Saved entries —
+===+

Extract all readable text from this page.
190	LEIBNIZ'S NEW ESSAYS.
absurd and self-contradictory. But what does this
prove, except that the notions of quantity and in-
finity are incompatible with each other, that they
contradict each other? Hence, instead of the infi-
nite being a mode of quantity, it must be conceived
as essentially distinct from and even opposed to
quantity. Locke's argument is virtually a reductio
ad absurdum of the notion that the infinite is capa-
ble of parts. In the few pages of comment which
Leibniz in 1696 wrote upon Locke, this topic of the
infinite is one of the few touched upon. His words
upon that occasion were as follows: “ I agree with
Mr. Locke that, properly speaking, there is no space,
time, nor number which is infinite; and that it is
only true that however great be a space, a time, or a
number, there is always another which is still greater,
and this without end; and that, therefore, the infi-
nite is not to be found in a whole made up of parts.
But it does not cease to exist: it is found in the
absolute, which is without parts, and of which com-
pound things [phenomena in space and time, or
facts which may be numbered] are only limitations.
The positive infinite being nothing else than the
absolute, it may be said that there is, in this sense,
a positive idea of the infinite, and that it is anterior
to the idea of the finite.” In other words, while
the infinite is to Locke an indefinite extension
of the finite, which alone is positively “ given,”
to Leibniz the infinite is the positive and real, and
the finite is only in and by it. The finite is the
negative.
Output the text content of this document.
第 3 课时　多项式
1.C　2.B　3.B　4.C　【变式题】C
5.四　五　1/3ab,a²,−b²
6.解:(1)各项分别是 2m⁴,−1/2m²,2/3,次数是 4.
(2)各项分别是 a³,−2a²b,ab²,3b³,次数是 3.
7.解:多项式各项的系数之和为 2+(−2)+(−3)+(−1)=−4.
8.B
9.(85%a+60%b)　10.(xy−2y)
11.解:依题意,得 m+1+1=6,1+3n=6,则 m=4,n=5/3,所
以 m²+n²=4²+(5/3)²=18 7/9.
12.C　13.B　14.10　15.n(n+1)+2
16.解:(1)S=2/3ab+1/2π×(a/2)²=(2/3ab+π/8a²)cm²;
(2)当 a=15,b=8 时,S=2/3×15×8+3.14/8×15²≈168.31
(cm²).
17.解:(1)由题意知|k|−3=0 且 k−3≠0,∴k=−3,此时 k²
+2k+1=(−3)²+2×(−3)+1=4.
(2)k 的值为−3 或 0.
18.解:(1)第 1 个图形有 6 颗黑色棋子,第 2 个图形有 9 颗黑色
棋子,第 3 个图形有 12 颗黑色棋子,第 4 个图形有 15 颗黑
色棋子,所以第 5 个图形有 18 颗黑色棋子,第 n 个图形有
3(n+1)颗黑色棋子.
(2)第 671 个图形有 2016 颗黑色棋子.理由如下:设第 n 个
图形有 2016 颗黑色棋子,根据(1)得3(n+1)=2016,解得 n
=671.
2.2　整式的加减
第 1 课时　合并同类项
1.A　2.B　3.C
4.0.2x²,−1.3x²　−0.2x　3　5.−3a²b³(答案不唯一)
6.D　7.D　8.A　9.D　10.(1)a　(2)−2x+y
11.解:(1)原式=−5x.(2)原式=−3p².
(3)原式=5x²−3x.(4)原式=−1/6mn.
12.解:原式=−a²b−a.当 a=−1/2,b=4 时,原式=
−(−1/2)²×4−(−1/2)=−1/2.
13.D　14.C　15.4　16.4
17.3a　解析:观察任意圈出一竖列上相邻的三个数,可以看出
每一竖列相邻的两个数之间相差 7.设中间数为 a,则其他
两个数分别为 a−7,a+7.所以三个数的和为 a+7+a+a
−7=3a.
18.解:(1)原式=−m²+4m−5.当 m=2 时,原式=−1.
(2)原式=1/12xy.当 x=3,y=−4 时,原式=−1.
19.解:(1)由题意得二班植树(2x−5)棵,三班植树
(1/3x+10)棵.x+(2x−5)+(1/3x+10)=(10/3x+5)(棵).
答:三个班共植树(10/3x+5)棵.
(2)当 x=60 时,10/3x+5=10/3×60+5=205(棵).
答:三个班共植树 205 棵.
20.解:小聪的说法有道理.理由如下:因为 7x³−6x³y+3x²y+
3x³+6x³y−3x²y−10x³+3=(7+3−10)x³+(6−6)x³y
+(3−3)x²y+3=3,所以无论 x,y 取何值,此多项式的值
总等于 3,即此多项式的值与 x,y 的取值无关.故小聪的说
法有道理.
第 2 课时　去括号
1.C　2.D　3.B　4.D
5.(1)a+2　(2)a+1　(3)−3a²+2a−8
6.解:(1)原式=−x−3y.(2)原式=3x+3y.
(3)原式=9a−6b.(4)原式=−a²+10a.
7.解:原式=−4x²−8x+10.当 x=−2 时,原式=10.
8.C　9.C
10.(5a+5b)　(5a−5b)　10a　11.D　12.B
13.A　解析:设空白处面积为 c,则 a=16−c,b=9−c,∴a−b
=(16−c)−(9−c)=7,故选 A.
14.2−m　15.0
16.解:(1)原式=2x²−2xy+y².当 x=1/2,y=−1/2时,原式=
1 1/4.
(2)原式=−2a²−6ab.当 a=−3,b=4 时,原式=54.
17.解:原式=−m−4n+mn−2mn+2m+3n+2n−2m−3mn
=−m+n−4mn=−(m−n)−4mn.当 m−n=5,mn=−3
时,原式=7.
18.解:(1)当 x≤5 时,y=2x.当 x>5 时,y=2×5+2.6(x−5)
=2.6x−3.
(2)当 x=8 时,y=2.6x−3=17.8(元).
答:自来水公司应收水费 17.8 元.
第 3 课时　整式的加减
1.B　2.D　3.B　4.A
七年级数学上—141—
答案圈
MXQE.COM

+===+

Instruction —
Using the entries above, return each line in which the word "parts" occurs.

Solution for this exercise —
ble of parts. In the few pages of comment which
nite is not to be found in a whole made up of parts.
absolute, which is without parts, and of which com-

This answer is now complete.